Your instructions: Identify the lines that contain the string "mean" and copy all of them.

## start Excerpted records

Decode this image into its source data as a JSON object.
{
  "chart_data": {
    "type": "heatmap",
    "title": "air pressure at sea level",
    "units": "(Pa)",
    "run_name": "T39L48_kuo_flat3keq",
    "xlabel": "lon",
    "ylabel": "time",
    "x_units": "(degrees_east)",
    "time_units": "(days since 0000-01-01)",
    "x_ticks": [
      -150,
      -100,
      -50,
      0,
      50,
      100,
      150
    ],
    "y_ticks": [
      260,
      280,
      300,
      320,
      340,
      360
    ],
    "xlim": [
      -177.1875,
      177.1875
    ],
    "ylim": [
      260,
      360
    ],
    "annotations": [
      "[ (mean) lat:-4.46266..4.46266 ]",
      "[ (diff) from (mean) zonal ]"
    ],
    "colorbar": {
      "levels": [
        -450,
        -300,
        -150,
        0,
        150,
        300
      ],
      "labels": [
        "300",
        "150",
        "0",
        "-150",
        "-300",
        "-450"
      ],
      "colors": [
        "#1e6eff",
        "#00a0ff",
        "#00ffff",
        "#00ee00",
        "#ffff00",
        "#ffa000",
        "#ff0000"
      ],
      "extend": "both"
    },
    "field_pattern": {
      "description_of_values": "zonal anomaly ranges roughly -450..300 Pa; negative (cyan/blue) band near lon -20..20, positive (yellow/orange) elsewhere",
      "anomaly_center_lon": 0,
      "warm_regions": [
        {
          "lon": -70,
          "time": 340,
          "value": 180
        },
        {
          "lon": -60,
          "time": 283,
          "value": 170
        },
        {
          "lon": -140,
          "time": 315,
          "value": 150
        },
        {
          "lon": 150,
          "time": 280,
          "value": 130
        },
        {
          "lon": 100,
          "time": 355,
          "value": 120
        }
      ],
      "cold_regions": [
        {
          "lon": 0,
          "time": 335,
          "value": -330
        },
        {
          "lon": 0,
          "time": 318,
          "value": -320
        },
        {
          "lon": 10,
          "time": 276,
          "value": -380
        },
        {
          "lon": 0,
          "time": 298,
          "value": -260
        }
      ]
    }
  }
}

## end Excerpted records

The output:
      "[ (mean) lat:-4.46266..4.46266 ]",
      "[ (diff) from (mean) zonal ]"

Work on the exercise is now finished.